* WHAT TO WORK ON: All of the material below is to be retyped exactly.

* INPUT RECORDS:
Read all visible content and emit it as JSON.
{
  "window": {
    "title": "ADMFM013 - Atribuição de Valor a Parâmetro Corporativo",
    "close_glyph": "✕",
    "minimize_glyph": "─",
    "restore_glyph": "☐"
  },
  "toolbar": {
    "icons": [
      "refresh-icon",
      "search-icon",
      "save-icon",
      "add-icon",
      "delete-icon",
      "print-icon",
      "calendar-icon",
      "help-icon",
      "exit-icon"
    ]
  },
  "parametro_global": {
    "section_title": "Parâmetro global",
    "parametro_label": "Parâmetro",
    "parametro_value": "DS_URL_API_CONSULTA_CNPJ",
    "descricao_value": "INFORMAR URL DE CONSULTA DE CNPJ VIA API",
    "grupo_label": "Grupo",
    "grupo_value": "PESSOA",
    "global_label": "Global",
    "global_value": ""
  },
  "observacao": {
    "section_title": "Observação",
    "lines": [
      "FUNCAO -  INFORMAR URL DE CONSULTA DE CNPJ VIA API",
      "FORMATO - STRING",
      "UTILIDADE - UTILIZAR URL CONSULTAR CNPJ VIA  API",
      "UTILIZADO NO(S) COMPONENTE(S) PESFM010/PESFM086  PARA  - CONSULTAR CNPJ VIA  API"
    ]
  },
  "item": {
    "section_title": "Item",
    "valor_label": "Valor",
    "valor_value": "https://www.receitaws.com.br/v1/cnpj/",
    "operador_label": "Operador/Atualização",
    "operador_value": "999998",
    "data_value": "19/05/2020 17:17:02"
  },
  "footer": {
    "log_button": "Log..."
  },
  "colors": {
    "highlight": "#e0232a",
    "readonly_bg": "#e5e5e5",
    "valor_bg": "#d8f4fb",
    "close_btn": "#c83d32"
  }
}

* SOLUTION FOR THIS EXERCISE:
Read all visible content and emit it as JSON.
{
  "window": {
    "title": "ADMFM013 - Atribuição de Valor a Parâmetro Corporativo",
    "close_glyph": "✕",
    "minimize_glyph": "─",
    "restore_glyph": "☐"
  },
  "toolbar": {
    "icons": [
      "refresh-icon",
      "search-icon",
      "save-icon",
      "add-icon",
      "delete-icon",
      "print-icon",
      "calendar-icon",
      "help-icon",
      "exit-icon"
    ]
  },
  "parametro_global": {
    "section_title": "Parâmetro global",
    "parametro_label": "Parâmetro",
    "parametro_value": "DS_URL_API_CONSULTA_CNPJ",
    "descricao_value": "INFORMAR URL DE CONSULTA DE CNPJ VIA API",
    "grupo_label": "Grupo",
    "grupo_value": "PESSOA",
    "global_label": "Global",
    "global_value": ""
  },
  "observacao": {
    "section_title": "Observação",
    "lines": [
      "FUNCAO -  INFORMAR URL DE CONSULTA DE CNPJ VIA API",
      "FORMATO - STRING",
      "UTILIDADE - UTILIZAR URL CONSULTAR CNPJ VIA  API",
      "UTILIZADO NO(S) COMPONENTE(S) PESFM010/PESFM086  PARA  - CONSULTAR CNPJ VIA  API"
    ]
  },
  "item": {
    "section_title": "Item",
    "valor_label": "Valor",
    "valor_value": "https://www.receitaws.com.br/v1/cnpj/",
    "operador_label": "Operador/Atualização",
    "operador_value": "999998",
    "data_value": "19/05/2020 17:17:02"
  },
  "footer": {
    "log_button": "Log..."
  },
  "colors": {
    "highlight": "#e0232a",
    "readonly_bg": "#e5e5e5",
    "valor_bg": "#d8f4fb",
    "close_btn": "#c83d32"
  }
}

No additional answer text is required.